• **Work required**
What follows is a block of records; reproduce all of it verbatim.

+++

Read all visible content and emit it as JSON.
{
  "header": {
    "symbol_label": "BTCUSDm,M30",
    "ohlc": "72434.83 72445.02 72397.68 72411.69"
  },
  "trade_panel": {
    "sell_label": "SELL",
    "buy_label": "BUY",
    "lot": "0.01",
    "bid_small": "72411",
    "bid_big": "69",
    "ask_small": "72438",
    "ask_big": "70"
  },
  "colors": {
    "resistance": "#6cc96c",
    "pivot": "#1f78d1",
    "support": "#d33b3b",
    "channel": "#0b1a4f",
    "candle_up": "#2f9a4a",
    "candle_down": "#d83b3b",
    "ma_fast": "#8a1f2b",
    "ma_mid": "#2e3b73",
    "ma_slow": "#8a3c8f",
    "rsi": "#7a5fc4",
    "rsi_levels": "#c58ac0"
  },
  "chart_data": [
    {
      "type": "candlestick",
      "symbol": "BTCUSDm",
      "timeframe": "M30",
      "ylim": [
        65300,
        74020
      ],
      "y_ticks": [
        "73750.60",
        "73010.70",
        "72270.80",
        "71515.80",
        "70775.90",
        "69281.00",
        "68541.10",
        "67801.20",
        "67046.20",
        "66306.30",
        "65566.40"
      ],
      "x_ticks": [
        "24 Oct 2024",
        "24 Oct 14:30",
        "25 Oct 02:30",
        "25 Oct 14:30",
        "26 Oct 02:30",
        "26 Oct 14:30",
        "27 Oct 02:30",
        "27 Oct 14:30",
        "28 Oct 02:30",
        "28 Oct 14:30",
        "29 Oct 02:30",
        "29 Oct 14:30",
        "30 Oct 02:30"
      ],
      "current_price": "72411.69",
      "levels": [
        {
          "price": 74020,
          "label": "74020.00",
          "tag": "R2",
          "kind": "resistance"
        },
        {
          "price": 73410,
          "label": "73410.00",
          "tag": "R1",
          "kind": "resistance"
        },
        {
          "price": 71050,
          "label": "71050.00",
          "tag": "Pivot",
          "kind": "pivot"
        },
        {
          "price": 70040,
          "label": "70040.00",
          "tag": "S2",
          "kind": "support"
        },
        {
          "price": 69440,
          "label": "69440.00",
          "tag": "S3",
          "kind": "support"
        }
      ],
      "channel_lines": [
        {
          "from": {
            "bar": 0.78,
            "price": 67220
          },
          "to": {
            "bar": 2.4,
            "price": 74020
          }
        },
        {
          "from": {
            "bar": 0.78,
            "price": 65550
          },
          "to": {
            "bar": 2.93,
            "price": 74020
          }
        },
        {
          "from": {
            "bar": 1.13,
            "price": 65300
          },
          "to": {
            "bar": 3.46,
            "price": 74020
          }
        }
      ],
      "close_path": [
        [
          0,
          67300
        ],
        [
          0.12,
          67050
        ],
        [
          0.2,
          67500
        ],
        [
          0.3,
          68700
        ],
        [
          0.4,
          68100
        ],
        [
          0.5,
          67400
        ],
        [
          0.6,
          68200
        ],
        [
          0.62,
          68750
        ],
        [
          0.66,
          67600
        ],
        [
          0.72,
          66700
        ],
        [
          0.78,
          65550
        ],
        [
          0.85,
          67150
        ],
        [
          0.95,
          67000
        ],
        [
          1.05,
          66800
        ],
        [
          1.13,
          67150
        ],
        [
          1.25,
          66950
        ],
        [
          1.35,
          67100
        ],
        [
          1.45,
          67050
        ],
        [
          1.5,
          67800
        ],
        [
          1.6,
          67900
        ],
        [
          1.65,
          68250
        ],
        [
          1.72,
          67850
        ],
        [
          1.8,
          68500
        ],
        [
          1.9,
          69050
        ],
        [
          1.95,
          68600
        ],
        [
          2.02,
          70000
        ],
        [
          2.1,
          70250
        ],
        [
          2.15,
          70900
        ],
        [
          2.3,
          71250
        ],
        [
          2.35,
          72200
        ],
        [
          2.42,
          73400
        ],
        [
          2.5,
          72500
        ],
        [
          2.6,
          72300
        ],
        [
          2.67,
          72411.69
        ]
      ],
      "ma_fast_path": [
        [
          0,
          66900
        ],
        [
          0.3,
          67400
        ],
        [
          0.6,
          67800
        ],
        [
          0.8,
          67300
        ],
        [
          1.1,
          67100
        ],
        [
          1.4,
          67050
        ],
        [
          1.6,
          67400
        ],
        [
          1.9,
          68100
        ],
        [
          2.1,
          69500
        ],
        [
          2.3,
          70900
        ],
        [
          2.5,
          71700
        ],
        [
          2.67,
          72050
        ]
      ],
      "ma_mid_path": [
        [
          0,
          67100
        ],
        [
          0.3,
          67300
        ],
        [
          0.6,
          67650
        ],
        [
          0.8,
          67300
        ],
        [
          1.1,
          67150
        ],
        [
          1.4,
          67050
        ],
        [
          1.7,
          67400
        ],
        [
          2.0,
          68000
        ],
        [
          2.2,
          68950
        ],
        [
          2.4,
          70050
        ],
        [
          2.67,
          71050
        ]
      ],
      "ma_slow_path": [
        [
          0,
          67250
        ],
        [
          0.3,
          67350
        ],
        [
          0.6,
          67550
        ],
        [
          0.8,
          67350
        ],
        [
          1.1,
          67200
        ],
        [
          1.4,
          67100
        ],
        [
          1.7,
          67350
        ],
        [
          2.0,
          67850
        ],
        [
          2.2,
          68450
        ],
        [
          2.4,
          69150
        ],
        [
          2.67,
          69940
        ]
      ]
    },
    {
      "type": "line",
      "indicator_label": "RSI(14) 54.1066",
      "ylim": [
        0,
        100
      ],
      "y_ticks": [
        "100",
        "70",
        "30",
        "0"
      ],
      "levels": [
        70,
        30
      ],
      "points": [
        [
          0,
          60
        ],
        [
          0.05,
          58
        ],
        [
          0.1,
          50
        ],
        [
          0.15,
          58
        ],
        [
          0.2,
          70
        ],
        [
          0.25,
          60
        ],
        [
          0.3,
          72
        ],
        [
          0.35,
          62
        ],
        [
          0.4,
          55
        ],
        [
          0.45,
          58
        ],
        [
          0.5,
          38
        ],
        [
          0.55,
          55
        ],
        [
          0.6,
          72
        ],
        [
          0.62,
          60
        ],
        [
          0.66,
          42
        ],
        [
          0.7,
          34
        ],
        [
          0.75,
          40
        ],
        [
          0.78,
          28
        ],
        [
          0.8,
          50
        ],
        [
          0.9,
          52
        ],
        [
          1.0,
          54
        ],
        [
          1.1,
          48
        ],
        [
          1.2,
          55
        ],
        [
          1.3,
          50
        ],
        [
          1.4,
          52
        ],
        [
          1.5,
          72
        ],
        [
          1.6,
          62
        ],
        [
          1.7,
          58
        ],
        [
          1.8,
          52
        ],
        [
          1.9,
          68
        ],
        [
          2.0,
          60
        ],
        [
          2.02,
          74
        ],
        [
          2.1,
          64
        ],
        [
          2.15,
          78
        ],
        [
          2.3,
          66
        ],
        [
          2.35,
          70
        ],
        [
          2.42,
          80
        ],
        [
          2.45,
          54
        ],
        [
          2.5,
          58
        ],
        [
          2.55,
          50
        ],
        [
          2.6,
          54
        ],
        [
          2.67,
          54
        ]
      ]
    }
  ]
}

+++

• **Expected output**
Read all visible content and emit it as JSON.
{
  "header": {
    "symbol_label": "BTCUSDm,M30",
    "ohlc": "72434.83 72445.02 72397.68 72411.69"
  },
  "trade_panel": {
    "sell_label": "SELL",
    "buy_label": "BUY",
    "lot": "0.01",
    "bid_small": "72411",
    "bid_big": "69",
    "ask_small": "72438",
    "ask_big": "70"
  },
  "colors": {
    "resistance": "#6cc96c",
    "pivot": "#1f78d1",
    "support": "#d33b3b",
    "channel": "#0b1a4f",
    "candle_up": "#2f9a4a",
    "candle_down": "#d83b3b",
    "ma_fast": "#8a1f2b",
    "ma_mid": "#2e3b73",
    "ma_slow": "#8a3c8f",
    "rsi": "#7a5fc4",
    "rsi_levels": "#c58ac0"
  },
  "chart_data": [
    {
      "type": "candlestick",
      "symbol": "BTCUSDm",
      "timeframe": "M30",
      "ylim": [
        65300,
        74020
      ],
      "y_ticks": [
        "73750.60",
        "73010.70",
        "72270.80",
        "71515.80",
        "70775.90",
        "69281.00",
        "68541.10",
        "67801.20",
        "67046.20",
        "66306.30",
        "65566.40"
      ],
      "x_ticks": [
        "24 Oct 2024",
        "24 Oct 14:30",
        "25 Oct 02:30",
        "25 Oct 14:30",
        "26 Oct 02:30",
        "26 Oct 14:30",
        "27 Oct 02:30",
        "27 Oct 14:30",
        "28 Oct 02:30",
        "28 Oct 14:30",
        "29 Oct 02:30",
        "29 Oct 14:30",
        "30 Oct 02:30"
      ],
      "current_price": "72411.69",
      "levels": [
        {
          "price": 74020,
          "label": "74020.00",
          "tag": "R2",
          "kind": "resistance"
        },
        {
          "price": 73410,
          "label": "73410.00",
          "tag": "R1",
          "kind": "resistance"
        },
        {
          "price": 71050,
          "label": "71050.00",
          "tag": "Pivot",
          "kind": "pivot"
        },
        {
          "price": 70040,
          "label": "70040.00",
          "tag": "S2",
          "kind": "support"
        },
        {
          "price": 69440,
          "label": "69440.00",
          "tag": "S3",
          "kind": "support"
        }
      ],
      "channel_lines": [
        {
          "from": {
            "bar": 0.78,
            "price": 67220
          },
          "to": {
            "bar": 2.4,
            "price": 74020
          }
        },
        {
          "from": {
            "bar": 0.78,
            "price": 65550
          },
          "to": {
            "bar": 2.93,
            "price": 74020
          }
        },
        {
          "from": {
            "bar": 1.13,
            "price": 65300
          },
          "to": {
            "bar": 3.46,
            "price": 74020
          }
        }
      ],
      "close_path": [
        [
          0,
          67300
        ],
        [
          0.12,
          67050
        ],
        [
          0.2,
          67500
        ],
        [
          0.3,
          68700
        ],
        [
          0.4,
          68100
        ],
        [
          0.5,
          67400
        ],
        [
          0.6,
          68200
        ],
        [
          0.62,
          68750
        ],
        [
          0.66,
          67600
        ],
        [
          0.72,
          66700
        ],
        [
          0.78,
          65550
        ],
        [
          0.85,
          67150
        ],
        [
          0.95,
          67000
        ],
        [
          1.05,
          66800
        ],
        [
          1.13,
          67150
        ],
        [
          1.25,
          66950
        ],
        [
          1.35,
          67100
        ],
        [
          1.45,
          67050
        ],
        [
          1.5,
          67800
        ],
        [
          1.6,
          67900
        ],
        [
          1.65,
          68250
        ],
        [
          1.72,
          67850
        ],
        [
          1.8,
          68500
        ],
        [
          1.9,
          69050
        ],
        [
          1.95,
          68600
        ],
        [
          2.02,
          70000
        ],
        [
          2.1,
          70250
        ],
        [
          2.15,
          70900
        ],
        [
          2.3,
          71250
        ],
        [
          2.35,
          72200
        ],
        [
          2.42,
          73400
        ],
        [
          2.5,
          72500
        ],
        [
          2.6,
          72300
        ],
        [
          2.67,
          72411.69
        ]
      ],
      "ma_fast_path": [
        [
          0,
          66900
        ],
        [
          0.3,
          67400
        ],
        [
          0.6,
          67800
        ],
        [
          0.8,
          67300
        ],
        [
          1.1,
          67100
        ],
        [
          1.4,
          67050
        ],
        [
          1.6,
          67400
        ],
        [
          1.9,
          68100
        ],
        [
          2.1,
          69500
        ],
        [
          2.3,
          70900
        ],
        [
          2.5,
          71700
        ],
        [
          2.67,
          72050
        ]
      ],
      "ma_mid_path": [
        [
          0,
          67100
        ],
        [
          0.3,
          67300
        ],
        [
          0.6,
          67650
        ],
        [
          0.8,
          67300
        ],
        [
          1.1,
          67150
        ],
        [
          1.4,
          67050
        ],
        [
          1.7,
          67400
        ],
        [
          2.0,
          68000
        ],
        [
          2.2,
          68950
        ],
        [
          2.4,
          70050
        ],
        [
          2.67,
          71050
        ]
      ],
      "ma_slow_path": [
        [
          0,
          67250
        ],
        [
          0.3,
          67350
        ],
        [
          0.6,
          67550
        ],
        [
          0.8,
          67350
        ],
        [
          1.1,
          67200
        ],
        [
          1.4,
          67100
        ],
        [
          1.7,
          67350
        ],
        [
          2.0,
          67850
        ],
        [
          2.2,
          68450
        ],
        [
          2.4,
          69150
        ],
        [
          2.67,
          69940
        ]
      ]
    },
    {
      "type": "line",
      "indicator_label": "RSI(14) 54.1066",
      "ylim": [
        0,
        100
      ],
      "y_ticks": [
        "100",
        "70",
        "30",
        "0"
      ],
      "levels": [
        70,
        30
      ],
      "points": [
        [
          0,
          60
        ],
        [
          0.05,
          58
        ],
        [
          0.1,
          50
        ],
        [
          0.15,
          58
        ],
        [
          0.2,
          70
        ],
        [
          0.25,
          60
        ],
        [
          0.3,
          72
        ],
        [
          0.35,
          62
        ],
        [
          0.4,
          55
        ],
        [
          0.45,
          58
        ],
        [
          0.5,
          38
        ],
        [
          0.55,
          55
        ],
        [
          0.6,
          72
        ],
        [
          0.62,
          60
        ],
        [
          0.66,
          42
        ],
        [
          0.7,
          34
        ],
        [
          0.75,
          40
        ],
        [
          0.78,
          28
        ],
        [
          0.8,
          50
        ],
        [
          0.9,
          52
        ],
        [
          1.0,
          54
        ],
        [
          1.1,
          48
        ],
        [
          1.2,
          55
        ],
        [
          1.3,
          50
        ],
        [
          1.4,
          52
        ],
        [
          1.5,
          72
        ],
        [
          1.6,
          62
        ],
        [
          1.7,
          58
        ],
        [
          1.8,
          52
        ],
        [
          1.9,
          68
        ],
        [
          2.0,
          60
        ],
        [
          2.02,
          74
        ],
        [
          2.1,
          64
        ],
        [
          2.15,
          78
        ],
        [
          2.3,
          66
        ],
        [
          2.35,
          70
        ],
        [
          2.42,
          80
        ],
        [
          2.45,
          54
        ],
        [
          2.5,
          58
        ],
        [
          2.55,
          50
        ],
        [
          2.6,
          54
        ],
        [
          2.67,
          54
        ]
      ]
    }
  ]
}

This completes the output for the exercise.